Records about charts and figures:
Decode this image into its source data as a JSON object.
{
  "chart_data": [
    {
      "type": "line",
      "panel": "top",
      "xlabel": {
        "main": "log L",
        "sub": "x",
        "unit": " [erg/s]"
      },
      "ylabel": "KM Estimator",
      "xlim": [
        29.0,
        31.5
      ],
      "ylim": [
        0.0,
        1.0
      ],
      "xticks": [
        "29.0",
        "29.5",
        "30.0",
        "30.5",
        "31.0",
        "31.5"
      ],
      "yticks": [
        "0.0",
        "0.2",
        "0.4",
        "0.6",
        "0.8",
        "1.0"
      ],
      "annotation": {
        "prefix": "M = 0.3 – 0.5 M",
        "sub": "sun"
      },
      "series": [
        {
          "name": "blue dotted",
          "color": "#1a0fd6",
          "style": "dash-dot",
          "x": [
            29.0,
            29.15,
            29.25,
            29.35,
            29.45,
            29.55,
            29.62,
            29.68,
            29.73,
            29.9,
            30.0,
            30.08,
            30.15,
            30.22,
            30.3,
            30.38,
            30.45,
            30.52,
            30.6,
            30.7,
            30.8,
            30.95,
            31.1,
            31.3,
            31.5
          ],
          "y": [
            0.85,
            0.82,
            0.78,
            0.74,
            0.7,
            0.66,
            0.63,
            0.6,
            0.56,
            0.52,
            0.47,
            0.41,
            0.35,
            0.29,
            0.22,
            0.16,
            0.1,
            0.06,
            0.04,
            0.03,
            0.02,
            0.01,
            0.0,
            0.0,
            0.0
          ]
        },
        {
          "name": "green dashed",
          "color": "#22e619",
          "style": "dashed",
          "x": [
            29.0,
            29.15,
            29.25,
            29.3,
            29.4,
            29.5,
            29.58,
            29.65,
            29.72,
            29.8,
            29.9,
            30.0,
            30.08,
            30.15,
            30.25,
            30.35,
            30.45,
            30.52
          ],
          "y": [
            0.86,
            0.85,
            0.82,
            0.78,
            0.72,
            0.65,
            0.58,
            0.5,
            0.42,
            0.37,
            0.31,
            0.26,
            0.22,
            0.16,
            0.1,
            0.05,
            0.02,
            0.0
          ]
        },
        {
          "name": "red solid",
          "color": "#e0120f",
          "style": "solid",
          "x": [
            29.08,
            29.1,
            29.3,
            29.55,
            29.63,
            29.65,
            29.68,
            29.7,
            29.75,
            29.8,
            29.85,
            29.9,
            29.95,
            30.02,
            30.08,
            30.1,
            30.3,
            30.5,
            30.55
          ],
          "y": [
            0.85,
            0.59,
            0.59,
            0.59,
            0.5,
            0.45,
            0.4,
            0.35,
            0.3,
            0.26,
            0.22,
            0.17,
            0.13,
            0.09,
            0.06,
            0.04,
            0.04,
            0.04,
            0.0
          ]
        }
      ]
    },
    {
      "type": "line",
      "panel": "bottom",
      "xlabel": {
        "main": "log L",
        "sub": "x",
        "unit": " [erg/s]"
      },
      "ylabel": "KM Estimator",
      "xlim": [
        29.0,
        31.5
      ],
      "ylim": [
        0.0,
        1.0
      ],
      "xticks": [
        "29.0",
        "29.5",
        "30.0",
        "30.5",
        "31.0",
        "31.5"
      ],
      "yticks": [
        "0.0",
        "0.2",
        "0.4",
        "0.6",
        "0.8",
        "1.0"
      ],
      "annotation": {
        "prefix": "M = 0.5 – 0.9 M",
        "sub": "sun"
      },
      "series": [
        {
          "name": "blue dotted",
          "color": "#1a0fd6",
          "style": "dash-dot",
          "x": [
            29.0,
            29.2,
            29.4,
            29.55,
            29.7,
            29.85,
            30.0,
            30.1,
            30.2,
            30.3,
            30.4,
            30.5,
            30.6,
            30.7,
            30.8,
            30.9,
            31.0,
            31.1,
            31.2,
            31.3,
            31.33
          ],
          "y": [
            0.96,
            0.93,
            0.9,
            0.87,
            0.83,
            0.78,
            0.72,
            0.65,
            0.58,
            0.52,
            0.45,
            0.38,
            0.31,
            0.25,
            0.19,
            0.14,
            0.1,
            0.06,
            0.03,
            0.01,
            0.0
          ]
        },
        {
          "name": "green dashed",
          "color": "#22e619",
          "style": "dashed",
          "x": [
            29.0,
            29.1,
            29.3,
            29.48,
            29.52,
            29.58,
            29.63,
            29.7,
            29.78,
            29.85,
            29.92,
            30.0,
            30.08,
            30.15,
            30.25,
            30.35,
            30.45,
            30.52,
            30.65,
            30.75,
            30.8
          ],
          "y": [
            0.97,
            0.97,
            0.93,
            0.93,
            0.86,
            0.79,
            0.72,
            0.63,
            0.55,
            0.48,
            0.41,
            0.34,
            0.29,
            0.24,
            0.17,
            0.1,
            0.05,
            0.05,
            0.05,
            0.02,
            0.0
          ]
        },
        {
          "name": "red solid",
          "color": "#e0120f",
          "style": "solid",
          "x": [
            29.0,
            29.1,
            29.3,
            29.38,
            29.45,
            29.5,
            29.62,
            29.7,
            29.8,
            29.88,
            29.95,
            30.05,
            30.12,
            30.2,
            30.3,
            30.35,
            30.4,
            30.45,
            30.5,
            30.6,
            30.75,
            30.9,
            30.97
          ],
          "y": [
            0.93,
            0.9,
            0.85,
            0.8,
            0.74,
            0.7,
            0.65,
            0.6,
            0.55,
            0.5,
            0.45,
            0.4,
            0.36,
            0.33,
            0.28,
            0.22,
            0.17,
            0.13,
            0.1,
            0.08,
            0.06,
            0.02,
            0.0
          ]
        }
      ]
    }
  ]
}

_What needs to be done_. Reproduce all of the records exactly.

_Complete response_.
Decode this image into its source data as a JSON object.
{
  "chart_data": [
    {
      "type": "line",
      "panel": "top",
      "xlabel": {
        "main": "log L",
        "sub": "x",
        "unit": " [erg/s]"
      },
      "ylabel": "KM Estimator",
      "xlim": [
        29.0,
        31.5
      ],
      "ylim": [
        0.0,
        1.0
      ],
      "xticks": [
        "29.0",
        "29.5",
        "30.0",
        "30.5",
        "31.0",
        "31.5"
      ],
      "yticks": [
        "0.0",
        "0.2",
        "0.4",
        "0.6",
        "0.8",
        "1.0"
      ],
      "annotation": {
        "prefix": "M = 0.3 – 0.5 M",
        "sub": "sun"
      },
      "series": [
        {
          "name": "blue dotted",
          "color": "#1a0fd6",
          "style": "dash-dot",
          "x": [
            29.0,
            29.15,
            29.25,
            29.35,
            29.45,
            29.55,
            29.62,
            29.68,
            29.73,
            29.9,
            30.0,
            30.08,
            30.15,
            30.22,
            30.3,
            30.38,
            30.45,
            30.52,
            30.6,
            30.7,
            30.8,
            30.95,
            31.1,
            31.3,
            31.5
          ],
          "y": [
            0.85,
            0.82,
            0.78,
            0.74,
            0.7,
            0.66,
            0.63,
            0.6,
            0.56,
            0.52,
            0.47,
            0.41,
            0.35,
            0.29,
            0.22,
            0.16,
            0.1,
            0.06,
            0.04,
            0.03,
            0.02,
            0.01,
            0.0,
            0.0,
            0.0
          ]
        },
        {
          "name": "green dashed",
          "color": "#22e619",
          "style": "dashed",
          "x": [
            29.0,
            29.15,
            29.25,
            29.3,
            29.4,
            29.5,
            29.58,
            29.65,
            29.72,
            29.8,
            29.9,
            30.0,
            30.08,
            30.15,
            30.25,
            30.35,
            30.45,
            30.52
          ],
          "y": [
            0.86,
            0.85,
            0.82,
            0.78,
            0.72,
            0.65,
            0.58,
            0.5,
            0.42,
            0.37,
            0.31,
            0.26,
            0.22,
            0.16,
            0.1,
            0.05,
            0.02,
            0.0
          ]
        },
        {
          "name": "red solid",
          "color": "#e0120f",
          "style": "solid",
          "x": [
            29.08,
            29.1,
            29.3,
            29.55,
            29.63,
            29.65,
            29.68,
            29.7,
            29.75,
            29.8,
            29.85,
            29.9,
            29.95,
            30.02,
            30.08,
            30.1,
            30.3,
            30.5,
            30.55
          ],
          "y": [
            0.85,
            0.59,
            0.59,
            0.59,
            0.5,
            0.45,
            0.4,
            0.35,
            0.3,
            0.26,
            0.22,
            0.17,
            0.13,
            0.09,
            0.06,
            0.04,
            0.04,
            0.04,
            0.0
          ]
        }
      ]
    },
    {
      "type": "line",
      "panel": "bottom",
      "xlabel": {
        "main": "log L",
        "sub": "x",
        "unit": " [erg/s]"
      },
      "ylabel": "KM Estimator",
      "xlim": [
        29.0,
        31.5
      ],
      "ylim": [
        0.0,
        1.0
      ],
      "xticks": [
        "29.0",
        "29.5",
        "30.0",
        "30.5",
        "31.0",
        "31.5"
      ],
      "yticks": [
        "0.0",
        "0.2",
        "0.4",
        "0.6",
        "0.8",
        "1.0"
      ],
      "annotation": {
        "prefix": "M = 0.5 – 0.9 M",
        "sub": "sun"
      },
      "series": [
        {
          "name": "blue dotted",
          "color": "#1a0fd6",
          "style": "dash-dot",
          "x": [
            29.0,
            29.2,
            29.4,
            29.55,
            29.7,
            29.85,
            30.0,
            30.1,
            30.2,
            30.3,
            30.4,
            30.5,
            30.6,
            30.7,
            30.8,
            30.9,
            31.0,
            31.1,
            31.2,
            31.3,
            31.33
          ],
          "y": [
            0.96,
            0.93,
            0.9,
            0.87,
            0.83,
            0.78,
            0.72,
            0.65,
            0.58,
            0.52,
            0.45,
            0.38,
            0.31,
            0.25,
            0.19,
            0.14,
            0.1,
            0.06,
            0.03,
            0.01,
            0.0
          ]
        },
        {
          "name": "green dashed",
          "color": "#22e619",
          "style": "dashed",
          "x": [
            29.0,
            29.1,
            29.3,
            29.48,
            29.52,
            29.58,
            29.63,
            29.7,
            29.78,
            29.85,
            29.92,
            30.0,
            30.08,
            30.15,
            30.25,
            30.35,
            30.45,
            30.52,
            30.65,
            30.75,
            30.8
          ],
          "y": [
            0.97,
            0.97,
            0.93,
            0.93,
            0.86,
            0.79,
            0.72,
            0.63,
            0.55,
            0.48,
            0.41,
            0.34,
            0.29,
            0.24,
            0.17,
            0.1,
            0.05,
            0.05,
            0.05,
            0.02,
            0.0
          ]
        },
        {
          "name": "red solid",
          "color": "#e0120f",
          "style": "solid",
          "x": [
            29.0,
            29.1,
            29.3,
            29.38,
            29.45,
            29.5,
            29.62,
            29.7,
            29.8,
            29.88,
            29.95,
            30.05,
            30.12,
            30.2,
            30.3,
            30.35,
            30.4,
            30.45,
            30.5,
            30.6,
            30.75,
            30.9,
            30.97
          ],
          "y": [
            0.93,
            0.9,
            0.85,
            0.8,
            0.74,
            0.7,
            0.65,
            0.6,
            0.55,
            0.5,
            0.45,
            0.4,
            0.36,
            0.33,
            0.28,
            0.22,
            0.17,
            0.13,
            0.1,
            0.08,
            0.06,
            0.02,
            0.0
          ]
        }
      ]
    }
  ]
}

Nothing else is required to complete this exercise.